[Rows from a figure dataset]
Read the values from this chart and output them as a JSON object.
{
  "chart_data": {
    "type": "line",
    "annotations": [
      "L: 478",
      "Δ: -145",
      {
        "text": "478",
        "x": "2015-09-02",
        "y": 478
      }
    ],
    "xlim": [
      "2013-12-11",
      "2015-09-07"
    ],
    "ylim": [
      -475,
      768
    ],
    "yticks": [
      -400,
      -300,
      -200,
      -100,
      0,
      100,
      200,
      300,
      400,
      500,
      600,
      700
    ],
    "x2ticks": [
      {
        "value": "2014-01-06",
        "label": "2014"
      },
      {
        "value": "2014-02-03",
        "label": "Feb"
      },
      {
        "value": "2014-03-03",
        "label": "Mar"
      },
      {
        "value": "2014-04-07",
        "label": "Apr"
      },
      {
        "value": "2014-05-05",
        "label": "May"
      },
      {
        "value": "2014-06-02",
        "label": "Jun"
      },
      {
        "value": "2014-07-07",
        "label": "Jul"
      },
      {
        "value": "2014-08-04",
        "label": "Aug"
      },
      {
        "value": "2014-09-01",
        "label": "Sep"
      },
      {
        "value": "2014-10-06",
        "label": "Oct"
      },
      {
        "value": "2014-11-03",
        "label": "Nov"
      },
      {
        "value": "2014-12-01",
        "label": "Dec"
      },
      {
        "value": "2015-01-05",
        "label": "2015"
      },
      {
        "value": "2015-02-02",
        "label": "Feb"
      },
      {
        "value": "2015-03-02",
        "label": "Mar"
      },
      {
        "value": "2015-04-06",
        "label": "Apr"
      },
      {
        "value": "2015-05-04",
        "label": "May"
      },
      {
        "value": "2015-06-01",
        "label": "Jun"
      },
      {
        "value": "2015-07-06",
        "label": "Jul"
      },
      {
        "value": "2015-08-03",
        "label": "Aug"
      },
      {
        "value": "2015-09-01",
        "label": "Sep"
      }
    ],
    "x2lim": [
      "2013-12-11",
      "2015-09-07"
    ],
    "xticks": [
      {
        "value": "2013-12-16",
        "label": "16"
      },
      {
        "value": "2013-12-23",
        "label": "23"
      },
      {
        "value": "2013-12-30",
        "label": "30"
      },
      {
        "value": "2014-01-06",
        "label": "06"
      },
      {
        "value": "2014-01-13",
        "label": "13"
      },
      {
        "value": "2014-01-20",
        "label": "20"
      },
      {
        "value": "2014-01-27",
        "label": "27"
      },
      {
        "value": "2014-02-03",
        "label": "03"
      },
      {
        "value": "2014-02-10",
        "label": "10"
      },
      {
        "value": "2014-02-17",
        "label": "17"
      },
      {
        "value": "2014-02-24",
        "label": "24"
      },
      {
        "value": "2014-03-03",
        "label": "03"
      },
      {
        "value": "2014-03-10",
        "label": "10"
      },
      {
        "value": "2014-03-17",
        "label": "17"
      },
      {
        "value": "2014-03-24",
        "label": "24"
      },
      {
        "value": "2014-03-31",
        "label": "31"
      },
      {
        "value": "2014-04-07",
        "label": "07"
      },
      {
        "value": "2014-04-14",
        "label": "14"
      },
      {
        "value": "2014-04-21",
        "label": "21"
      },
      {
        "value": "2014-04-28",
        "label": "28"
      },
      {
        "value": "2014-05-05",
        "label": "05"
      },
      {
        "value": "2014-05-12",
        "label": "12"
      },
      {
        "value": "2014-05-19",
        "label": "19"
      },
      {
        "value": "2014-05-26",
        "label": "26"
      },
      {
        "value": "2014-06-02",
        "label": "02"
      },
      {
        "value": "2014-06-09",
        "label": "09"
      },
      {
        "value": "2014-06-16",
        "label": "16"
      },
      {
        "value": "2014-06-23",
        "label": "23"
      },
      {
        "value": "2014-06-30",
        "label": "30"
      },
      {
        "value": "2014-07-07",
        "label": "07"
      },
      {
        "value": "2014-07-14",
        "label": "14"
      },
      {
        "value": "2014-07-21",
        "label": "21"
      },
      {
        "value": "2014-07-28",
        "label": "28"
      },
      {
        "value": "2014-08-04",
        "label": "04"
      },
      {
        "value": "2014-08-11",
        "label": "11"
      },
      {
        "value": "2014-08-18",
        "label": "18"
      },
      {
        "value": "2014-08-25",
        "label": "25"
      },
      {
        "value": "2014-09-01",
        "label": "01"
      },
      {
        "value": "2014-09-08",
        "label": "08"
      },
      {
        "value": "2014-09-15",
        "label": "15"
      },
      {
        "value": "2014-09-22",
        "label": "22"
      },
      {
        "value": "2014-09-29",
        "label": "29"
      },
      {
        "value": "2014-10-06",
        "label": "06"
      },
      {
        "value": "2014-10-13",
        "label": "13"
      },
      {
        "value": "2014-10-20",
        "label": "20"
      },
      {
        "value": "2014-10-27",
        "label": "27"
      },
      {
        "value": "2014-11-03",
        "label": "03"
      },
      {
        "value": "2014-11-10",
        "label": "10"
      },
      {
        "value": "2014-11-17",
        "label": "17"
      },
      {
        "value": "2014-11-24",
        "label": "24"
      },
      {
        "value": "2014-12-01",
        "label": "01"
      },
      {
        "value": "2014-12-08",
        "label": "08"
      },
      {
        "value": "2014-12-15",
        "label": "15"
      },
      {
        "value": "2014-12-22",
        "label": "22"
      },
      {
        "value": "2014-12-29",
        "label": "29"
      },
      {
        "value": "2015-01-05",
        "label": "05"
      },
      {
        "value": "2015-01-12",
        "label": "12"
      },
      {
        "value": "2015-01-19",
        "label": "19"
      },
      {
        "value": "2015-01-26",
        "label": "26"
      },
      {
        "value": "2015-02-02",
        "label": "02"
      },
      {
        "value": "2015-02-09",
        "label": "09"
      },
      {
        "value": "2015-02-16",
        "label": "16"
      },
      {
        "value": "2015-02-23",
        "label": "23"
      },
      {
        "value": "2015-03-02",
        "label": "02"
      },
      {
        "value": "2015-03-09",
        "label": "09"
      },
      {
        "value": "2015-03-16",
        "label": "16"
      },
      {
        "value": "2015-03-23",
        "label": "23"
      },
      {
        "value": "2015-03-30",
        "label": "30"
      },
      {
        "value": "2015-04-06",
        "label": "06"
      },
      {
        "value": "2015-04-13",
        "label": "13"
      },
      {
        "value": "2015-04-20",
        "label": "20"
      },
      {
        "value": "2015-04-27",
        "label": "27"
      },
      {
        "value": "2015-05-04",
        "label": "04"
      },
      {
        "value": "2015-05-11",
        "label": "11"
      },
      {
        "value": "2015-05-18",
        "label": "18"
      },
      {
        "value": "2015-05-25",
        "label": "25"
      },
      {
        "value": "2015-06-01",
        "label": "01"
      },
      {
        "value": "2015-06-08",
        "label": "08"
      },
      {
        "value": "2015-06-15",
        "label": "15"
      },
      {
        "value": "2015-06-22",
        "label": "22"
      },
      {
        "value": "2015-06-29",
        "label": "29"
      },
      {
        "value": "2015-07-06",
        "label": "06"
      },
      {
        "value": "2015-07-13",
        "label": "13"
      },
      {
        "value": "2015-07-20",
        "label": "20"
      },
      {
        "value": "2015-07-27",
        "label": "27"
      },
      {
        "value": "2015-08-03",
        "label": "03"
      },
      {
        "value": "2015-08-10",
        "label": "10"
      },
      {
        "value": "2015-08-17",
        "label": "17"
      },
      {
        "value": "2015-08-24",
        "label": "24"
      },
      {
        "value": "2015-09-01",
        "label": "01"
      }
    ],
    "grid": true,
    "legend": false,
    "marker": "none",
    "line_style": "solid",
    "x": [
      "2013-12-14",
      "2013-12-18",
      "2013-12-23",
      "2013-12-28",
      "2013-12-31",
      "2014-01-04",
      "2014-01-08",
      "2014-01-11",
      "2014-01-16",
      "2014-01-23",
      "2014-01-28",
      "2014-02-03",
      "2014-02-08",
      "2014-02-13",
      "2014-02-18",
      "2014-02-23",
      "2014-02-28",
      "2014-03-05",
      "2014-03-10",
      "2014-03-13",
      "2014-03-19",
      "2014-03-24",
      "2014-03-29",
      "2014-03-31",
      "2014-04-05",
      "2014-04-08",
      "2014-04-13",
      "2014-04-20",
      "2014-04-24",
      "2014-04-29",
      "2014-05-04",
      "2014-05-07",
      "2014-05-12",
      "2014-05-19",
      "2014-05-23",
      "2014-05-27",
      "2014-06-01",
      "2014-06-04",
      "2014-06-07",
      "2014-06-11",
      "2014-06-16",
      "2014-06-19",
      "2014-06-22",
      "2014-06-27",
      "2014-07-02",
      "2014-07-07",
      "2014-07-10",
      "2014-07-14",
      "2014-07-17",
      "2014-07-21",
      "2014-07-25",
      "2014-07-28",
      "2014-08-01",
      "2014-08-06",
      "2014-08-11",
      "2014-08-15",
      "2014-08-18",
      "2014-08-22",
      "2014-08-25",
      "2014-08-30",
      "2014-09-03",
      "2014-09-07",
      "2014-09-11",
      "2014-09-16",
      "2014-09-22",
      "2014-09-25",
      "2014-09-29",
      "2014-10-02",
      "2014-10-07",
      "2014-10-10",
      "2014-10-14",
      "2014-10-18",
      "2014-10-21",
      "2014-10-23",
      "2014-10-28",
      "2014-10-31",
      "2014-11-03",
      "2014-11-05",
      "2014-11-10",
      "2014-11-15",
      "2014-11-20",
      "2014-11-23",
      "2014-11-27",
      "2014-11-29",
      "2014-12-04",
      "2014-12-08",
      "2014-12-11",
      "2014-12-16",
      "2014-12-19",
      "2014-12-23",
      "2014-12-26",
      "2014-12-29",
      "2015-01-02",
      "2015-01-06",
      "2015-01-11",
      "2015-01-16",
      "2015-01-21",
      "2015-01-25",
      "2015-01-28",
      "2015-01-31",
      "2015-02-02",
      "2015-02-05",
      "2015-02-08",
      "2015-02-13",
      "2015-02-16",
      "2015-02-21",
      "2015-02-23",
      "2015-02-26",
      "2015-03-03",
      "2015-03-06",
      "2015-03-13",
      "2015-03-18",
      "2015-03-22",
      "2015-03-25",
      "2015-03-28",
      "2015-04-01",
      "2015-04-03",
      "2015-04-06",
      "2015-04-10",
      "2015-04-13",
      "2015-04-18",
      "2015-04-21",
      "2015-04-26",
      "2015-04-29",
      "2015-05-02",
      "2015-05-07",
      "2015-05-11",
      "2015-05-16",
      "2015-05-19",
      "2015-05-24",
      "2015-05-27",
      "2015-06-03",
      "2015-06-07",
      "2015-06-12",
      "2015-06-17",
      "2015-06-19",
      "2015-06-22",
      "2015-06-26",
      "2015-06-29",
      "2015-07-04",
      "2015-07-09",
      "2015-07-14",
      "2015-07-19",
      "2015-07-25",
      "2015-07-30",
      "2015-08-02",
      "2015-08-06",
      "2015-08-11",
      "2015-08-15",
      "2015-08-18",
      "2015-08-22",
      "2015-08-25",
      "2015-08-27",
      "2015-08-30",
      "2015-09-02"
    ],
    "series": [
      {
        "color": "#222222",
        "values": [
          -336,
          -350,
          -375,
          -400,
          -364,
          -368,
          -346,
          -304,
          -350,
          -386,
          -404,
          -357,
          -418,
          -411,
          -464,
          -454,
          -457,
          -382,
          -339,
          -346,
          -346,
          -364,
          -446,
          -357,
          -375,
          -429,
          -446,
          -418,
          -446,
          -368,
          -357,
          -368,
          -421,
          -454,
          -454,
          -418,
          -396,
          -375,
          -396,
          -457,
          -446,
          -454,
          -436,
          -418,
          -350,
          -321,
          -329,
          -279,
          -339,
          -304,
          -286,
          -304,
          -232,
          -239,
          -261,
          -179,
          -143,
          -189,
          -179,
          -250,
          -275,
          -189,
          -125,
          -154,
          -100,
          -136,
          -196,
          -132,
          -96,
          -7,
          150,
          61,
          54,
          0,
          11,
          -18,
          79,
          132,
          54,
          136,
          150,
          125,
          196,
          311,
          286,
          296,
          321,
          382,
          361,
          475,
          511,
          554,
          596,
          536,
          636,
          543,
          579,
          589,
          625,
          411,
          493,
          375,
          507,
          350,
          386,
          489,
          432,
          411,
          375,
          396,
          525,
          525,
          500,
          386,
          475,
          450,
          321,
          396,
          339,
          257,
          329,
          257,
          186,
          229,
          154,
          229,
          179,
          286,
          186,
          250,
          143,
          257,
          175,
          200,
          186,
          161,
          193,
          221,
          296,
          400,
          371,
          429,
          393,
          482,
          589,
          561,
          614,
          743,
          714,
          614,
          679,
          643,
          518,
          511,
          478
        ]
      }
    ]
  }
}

→ **THE EXERCISE**
Go over the data above and copy every line that has the word "values" in it.

→ **FULL SOLUTION**
Read the values from this chart and output them as a JSON object.
        "values": [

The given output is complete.